## start Available data

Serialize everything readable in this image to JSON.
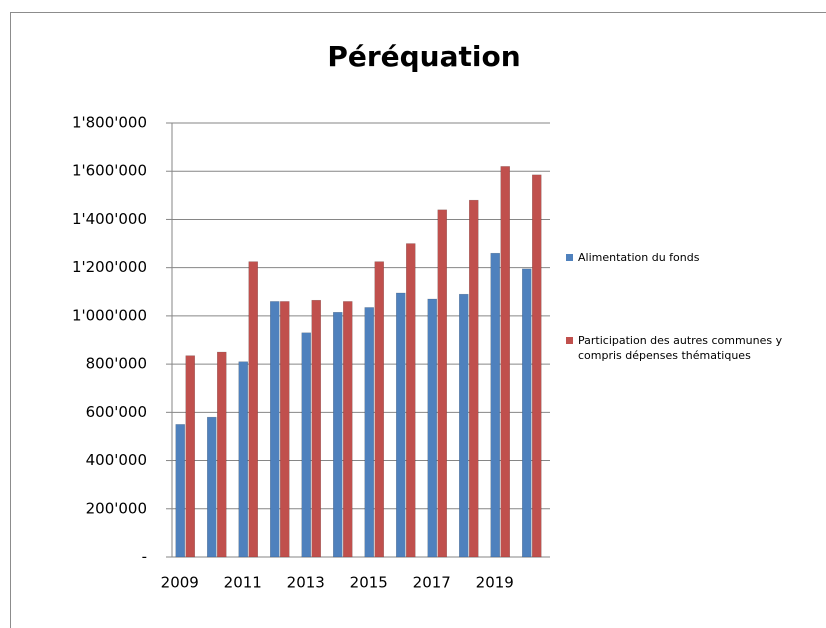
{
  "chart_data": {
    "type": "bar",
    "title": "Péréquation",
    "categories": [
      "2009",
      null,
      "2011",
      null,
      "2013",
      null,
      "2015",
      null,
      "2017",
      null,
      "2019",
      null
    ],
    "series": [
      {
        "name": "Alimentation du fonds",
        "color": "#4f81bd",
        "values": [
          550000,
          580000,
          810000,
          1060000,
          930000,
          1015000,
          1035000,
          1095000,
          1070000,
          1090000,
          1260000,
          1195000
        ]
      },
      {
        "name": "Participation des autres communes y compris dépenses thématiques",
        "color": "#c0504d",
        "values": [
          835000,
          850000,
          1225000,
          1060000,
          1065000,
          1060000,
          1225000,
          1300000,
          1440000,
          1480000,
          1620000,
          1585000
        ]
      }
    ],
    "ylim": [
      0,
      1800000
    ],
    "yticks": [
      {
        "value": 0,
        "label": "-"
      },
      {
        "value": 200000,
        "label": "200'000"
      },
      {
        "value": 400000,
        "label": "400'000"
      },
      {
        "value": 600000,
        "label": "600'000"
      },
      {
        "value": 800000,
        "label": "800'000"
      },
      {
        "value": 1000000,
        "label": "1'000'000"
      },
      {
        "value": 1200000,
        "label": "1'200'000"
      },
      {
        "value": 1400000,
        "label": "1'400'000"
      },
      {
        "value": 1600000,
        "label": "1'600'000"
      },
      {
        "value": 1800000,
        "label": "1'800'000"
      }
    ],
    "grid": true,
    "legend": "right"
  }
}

## end Available data
## start Available data

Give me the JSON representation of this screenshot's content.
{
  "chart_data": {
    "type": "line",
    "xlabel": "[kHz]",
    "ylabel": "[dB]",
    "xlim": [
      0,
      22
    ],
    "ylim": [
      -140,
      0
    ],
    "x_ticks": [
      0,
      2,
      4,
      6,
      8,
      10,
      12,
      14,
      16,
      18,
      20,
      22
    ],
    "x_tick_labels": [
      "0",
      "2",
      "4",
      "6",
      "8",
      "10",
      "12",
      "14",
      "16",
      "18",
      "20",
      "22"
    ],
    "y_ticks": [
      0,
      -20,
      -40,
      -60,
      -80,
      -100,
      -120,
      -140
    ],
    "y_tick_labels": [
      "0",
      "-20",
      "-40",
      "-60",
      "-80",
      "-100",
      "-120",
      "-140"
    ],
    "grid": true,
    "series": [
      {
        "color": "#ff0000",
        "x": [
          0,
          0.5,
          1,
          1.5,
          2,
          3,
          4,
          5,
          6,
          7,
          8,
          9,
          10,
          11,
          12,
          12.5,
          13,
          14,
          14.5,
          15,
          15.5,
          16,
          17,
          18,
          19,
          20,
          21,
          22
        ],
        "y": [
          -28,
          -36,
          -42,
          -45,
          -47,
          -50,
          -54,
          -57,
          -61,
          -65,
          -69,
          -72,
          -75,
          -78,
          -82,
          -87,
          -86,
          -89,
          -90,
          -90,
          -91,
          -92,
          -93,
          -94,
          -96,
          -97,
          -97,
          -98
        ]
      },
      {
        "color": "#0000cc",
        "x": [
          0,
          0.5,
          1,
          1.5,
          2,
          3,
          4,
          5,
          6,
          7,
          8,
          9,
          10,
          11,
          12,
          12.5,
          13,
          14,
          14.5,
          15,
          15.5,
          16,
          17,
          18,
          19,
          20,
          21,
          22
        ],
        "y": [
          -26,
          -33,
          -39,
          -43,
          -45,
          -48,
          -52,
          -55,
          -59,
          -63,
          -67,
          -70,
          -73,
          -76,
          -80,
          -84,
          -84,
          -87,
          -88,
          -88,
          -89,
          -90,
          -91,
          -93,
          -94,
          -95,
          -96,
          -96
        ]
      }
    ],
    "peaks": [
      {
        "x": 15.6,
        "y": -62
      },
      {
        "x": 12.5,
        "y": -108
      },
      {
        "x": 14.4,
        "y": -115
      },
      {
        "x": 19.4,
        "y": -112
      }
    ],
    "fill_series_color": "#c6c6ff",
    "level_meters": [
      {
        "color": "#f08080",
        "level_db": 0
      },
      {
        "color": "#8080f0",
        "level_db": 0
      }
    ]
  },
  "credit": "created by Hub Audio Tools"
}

## end Available data
## start Available data

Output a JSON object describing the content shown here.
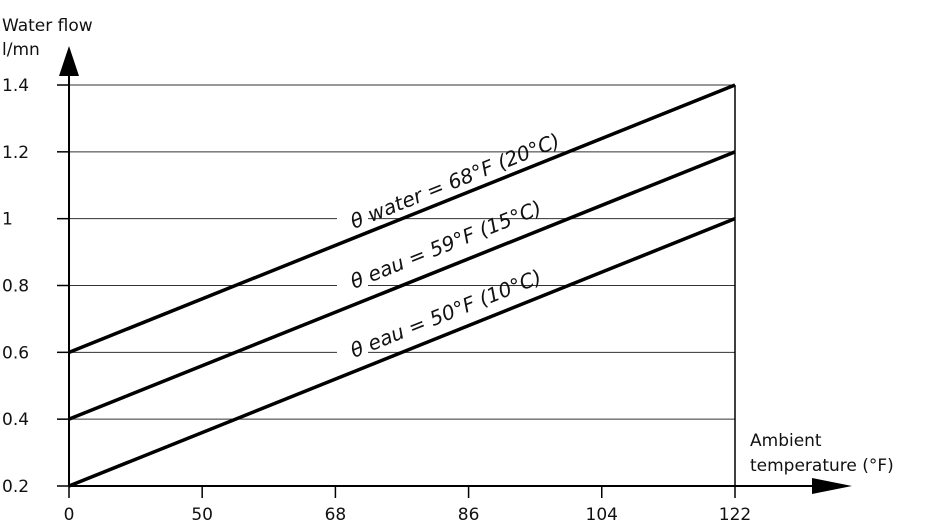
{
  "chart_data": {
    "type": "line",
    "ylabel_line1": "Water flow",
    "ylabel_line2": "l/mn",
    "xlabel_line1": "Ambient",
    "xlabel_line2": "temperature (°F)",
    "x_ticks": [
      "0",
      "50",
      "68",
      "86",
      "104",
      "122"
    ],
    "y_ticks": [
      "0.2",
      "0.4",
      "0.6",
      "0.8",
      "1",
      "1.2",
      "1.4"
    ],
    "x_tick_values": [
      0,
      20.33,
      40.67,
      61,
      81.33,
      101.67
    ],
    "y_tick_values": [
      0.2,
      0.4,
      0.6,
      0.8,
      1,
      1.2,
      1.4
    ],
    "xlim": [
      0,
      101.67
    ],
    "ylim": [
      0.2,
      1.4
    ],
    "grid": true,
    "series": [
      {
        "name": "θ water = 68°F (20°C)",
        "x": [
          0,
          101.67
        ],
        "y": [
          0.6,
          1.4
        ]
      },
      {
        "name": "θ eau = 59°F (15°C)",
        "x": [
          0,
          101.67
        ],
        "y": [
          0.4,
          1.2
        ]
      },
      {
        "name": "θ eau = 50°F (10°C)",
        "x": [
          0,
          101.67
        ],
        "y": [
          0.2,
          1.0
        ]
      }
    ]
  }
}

## end Available data

(Brief): Pick every line with "JSON" in it and copy it.

(The result):
Serialize everything readable in this image to JSON.
Give me the JSON representation of this screenshot's content.
Output a JSON object describing the content shown here.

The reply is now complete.